Repeat each entry in full, exactly.

(Stored entries)
━━━━━━━━

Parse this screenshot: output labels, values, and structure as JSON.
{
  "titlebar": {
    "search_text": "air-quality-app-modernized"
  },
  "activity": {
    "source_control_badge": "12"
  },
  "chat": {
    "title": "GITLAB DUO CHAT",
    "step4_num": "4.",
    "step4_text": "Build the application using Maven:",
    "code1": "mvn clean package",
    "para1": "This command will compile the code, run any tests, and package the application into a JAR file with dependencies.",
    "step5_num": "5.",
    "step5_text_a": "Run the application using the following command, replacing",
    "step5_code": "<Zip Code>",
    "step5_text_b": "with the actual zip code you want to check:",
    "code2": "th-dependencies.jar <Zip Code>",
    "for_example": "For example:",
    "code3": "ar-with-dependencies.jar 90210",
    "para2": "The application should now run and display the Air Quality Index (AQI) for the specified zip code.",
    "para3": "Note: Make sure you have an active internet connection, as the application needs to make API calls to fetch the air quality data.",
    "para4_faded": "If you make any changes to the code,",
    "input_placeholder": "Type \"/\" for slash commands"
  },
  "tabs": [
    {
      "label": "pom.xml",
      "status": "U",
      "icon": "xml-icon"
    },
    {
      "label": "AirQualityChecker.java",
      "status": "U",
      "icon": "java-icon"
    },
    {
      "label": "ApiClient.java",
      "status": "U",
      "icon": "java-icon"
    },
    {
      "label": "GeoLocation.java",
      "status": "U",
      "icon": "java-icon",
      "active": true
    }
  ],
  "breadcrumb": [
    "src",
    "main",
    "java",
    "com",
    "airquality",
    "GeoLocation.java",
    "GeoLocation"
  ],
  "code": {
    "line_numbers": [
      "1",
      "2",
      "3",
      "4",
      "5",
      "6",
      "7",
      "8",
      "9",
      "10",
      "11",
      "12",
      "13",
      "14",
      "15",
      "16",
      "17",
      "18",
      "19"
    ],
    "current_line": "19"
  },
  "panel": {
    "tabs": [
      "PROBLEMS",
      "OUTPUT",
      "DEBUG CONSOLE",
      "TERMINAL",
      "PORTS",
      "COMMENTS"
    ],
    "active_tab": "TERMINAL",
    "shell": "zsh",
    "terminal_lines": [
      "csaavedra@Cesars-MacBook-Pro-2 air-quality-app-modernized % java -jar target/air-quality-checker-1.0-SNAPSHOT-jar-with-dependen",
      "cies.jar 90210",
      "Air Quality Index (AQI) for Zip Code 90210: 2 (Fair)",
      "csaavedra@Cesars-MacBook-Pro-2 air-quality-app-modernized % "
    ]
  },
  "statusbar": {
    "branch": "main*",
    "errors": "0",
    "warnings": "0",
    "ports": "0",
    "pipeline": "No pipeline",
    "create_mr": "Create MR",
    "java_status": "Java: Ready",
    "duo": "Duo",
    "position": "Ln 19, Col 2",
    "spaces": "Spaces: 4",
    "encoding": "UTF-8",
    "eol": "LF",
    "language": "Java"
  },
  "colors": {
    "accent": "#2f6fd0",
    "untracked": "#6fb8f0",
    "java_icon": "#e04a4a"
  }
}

━━━━━━━━

* [SOLUTION FOR THIS PROBLEM]:
Parse this screenshot: output labels, values, and structure as JSON.
{
  "titlebar": {
    "search_text": "air-quality-app-modernized"
  },
  "activity": {
    "source_control_badge": "12"
  },
  "chat": {
    "title": "GITLAB DUO CHAT",
    "step4_num": "4.",
    "step4_text": "Build the application using Maven:",
    "code1": "mvn clean package",
    "para1": "This command will compile the code, run any tests, and package the application into a JAR file with dependencies.",
    "step5_num": "5.",
    "step5_text_a": "Run the application using the following command, replacing",
    "step5_code": "<Zip Code>",
    "step5_text_b": "with the actual zip code you want to check:",
    "code2": "th-dependencies.jar <Zip Code>",
    "for_example": "For example:",
    "code3": "ar-with-dependencies.jar 90210",
    "para2": "The application should now run and display the Air Quality Index (AQI) for the specified zip code.",
    "para3": "Note: Make sure you have an active internet connection, as the application needs to make API calls to fetch the air quality data.",
    "para4_faded": "If you make any changes to the code,",
    "input_placeholder": "Type \"/\" for slash commands"
  },
  "tabs": [
    {
      "label": "pom.xml",
      "status": "U",
      "icon": "xml-icon"
    },
    {
      "label": "AirQualityChecker.java",
      "status": "U",
      "icon": "java-icon"
    },
    {
      "label": "ApiClient.java",
      "status": "U",
      "icon": "java-icon"
    },
    {
      "label": "GeoLocation.java",
      "status": "U",
      "icon": "java-icon",
      "active": true
    }
  ],
  "breadcrumb": [
    "src",
    "main",
    "java",
    "com",
    "airquality",
    "GeoLocation.java",
    "GeoLocation"
  ],
  "code": {
    "line_numbers": [
      "1",
      "2",
      "3",
      "4",
      "5",
      "6",
      "7",
      "8",
      "9",
      "10",
      "11",
      "12",
      "13",
      "14",
      "15",
      "16",
      "17",
      "18",
      "19"
    ],
    "current_line": "19"
  },
  "panel": {
    "tabs": [
      "PROBLEMS",
      "OUTPUT",
      "DEBUG CONSOLE",
      "TERMINAL",
      "PORTS",
      "COMMENTS"
    ],
    "active_tab": "TERMINAL",
    "shell": "zsh",
    "terminal_lines": [
      "csaavedra@Cesars-MacBook-Pro-2 air-quality-app-modernized % java -jar target/air-quality-checker-1.0-SNAPSHOT-jar-with-dependen",
      "cies.jar 90210",
      "Air Quality Index (AQI) for Zip Code 90210: 2 (Fair)",
      "csaavedra@Cesars-MacBook-Pro-2 air-quality-app-modernized % "
    ]
  },
  "statusbar": {
    "branch": "main*",
    "errors": "0",
    "warnings": "0",
    "ports": "0",
    "pipeline": "No pipeline",
    "create_mr": "Create MR",
    "java_status": "Java: Ready",
    "duo": "Duo",
    "position": "Ln 19, Col 2",
    "spaces": "Spaces: 4",
    "encoding": "UTF-8",
    "eol": "LF",
    "language": "Java"
  },
  "colors": {
    "accent": "#2f6fd0",
    "untracked": "#6fb8f0",
    "java_icon": "#e04a4a"
  }
}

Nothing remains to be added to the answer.